─── Input material ───

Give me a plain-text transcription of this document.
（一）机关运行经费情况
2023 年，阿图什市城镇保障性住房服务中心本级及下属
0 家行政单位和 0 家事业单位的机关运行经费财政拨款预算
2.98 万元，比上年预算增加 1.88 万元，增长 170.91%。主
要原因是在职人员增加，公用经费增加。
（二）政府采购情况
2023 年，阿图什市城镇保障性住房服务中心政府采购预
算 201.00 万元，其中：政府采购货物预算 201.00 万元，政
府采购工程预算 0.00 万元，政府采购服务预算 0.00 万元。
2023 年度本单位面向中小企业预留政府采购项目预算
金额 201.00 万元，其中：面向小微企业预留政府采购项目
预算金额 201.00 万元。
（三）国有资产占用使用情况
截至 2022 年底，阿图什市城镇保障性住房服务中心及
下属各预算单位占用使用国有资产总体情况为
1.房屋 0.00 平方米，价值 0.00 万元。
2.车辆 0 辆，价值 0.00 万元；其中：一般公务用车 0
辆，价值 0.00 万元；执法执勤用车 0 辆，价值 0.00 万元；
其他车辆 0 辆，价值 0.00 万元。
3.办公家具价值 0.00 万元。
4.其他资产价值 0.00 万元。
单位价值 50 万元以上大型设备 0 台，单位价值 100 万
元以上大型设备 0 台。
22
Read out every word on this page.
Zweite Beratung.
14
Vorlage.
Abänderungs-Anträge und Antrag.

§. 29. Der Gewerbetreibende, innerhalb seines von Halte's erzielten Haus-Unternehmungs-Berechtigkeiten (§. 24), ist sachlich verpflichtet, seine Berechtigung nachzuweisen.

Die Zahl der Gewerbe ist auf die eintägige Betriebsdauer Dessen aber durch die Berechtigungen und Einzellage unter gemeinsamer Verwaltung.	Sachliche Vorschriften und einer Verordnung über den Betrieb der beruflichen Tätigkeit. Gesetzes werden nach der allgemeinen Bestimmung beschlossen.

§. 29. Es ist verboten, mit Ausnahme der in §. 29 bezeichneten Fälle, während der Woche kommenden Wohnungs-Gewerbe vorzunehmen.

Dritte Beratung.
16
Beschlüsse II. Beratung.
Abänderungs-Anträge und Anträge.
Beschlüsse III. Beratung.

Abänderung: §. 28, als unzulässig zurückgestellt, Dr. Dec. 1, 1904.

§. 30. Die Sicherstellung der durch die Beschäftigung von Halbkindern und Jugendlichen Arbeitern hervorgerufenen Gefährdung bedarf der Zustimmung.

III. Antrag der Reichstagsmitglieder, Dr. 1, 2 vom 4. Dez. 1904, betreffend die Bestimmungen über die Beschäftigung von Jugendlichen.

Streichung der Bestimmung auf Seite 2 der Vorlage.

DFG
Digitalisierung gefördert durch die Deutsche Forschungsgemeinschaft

───

- **The exercise**
Hand back the material above in full, exactly as written.

- **Final result**
Give me a plain-text transcription of this document.
（一）机关运行经费情况
2023 年，阿图什市城镇保障性住房服务中心本级及下属
0 家行政单位和 0 家事业单位的机关运行经费财政拨款预算
2.98 万元，比上年预算增加 1.88 万元，增长 170.91%。主
要原因是在职人员增加，公用经费增加。
（二）政府采购情况
2023 年，阿图什市城镇保障性住房服务中心政府采购预
算 201.00 万元，其中：政府采购货物预算 201.00 万元，政
府采购工程预算 0.00 万元，政府采购服务预算 0.00 万元。
2023 年度本单位面向中小企业预留政府采购项目预算
金额 201.00 万元，其中：面向小微企业预留政府采购项目
预算金额 201.00 万元。
（三）国有资产占用使用情况
截至 2022 年底，阿图什市城镇保障性住房服务中心及
下属各预算单位占用使用国有资产总体情况为
1.房屋 0.00 平方米，价值 0.00 万元。
2.车辆 0 辆，价值 0.00 万元；其中：一般公务用车 0
辆，价值 0.00 万元；执法执勤用车 0 辆，价值 0.00 万元；
其他车辆 0 辆，价值 0.00 万元。
3.办公家具价值 0.00 万元。
4.其他资产价值 0.00 万元。
单位价值 50 万元以上大型设备 0 台，单位价值 100 万
元以上大型设备 0 台。
22
Read out every word on this page.
Zweite Beratung.
14
Vorlage.
Abänderungs-Anträge und Antrag.

§. 29. Der Gewerbetreibende, innerhalb seines von Halte's erzielten Haus-Unternehmungs-Berechtigkeiten (§. 24), ist sachlich verpflichtet, seine Berechtigung nachzuweisen.

Die Zahl der Gewerbe ist auf die eintägige Betriebsdauer Dessen aber durch die Berechtigungen und Einzellage unter gemeinsamer Verwaltung.	Sachliche Vorschriften und einer Verordnung über den Betrieb der beruflichen Tätigkeit. Gesetzes werden nach der allgemeinen Bestimmung beschlossen.

§. 29. Es ist verboten, mit Ausnahme der in §. 29 bezeichneten Fälle, während der Woche kommenden Wohnungs-Gewerbe vorzunehmen.

Dritte Beratung.
16
Beschlüsse II. Beratung.
Abänderungs-Anträge und Anträge.
Beschlüsse III. Beratung.

Abänderung: §. 28, als unzulässig zurückgestellt, Dr. Dec. 1, 1904.

§. 30. Die Sicherstellung der durch die Beschäftigung von Halbkindern und Jugendlichen Arbeitern hervorgerufenen Gefährdung bedarf der Zustimmung.

III. Antrag der Reichstagsmitglieder, Dr. 1, 2 vom 4. Dez. 1904, betreffend die Bestimmungen über die Beschäftigung von Jugendlichen.

Streichung der Bestimmung auf Seite 2 der Vorlage.

DFG
Digitalisierung gefördert durch die Deutsche Forschungsgemeinschaft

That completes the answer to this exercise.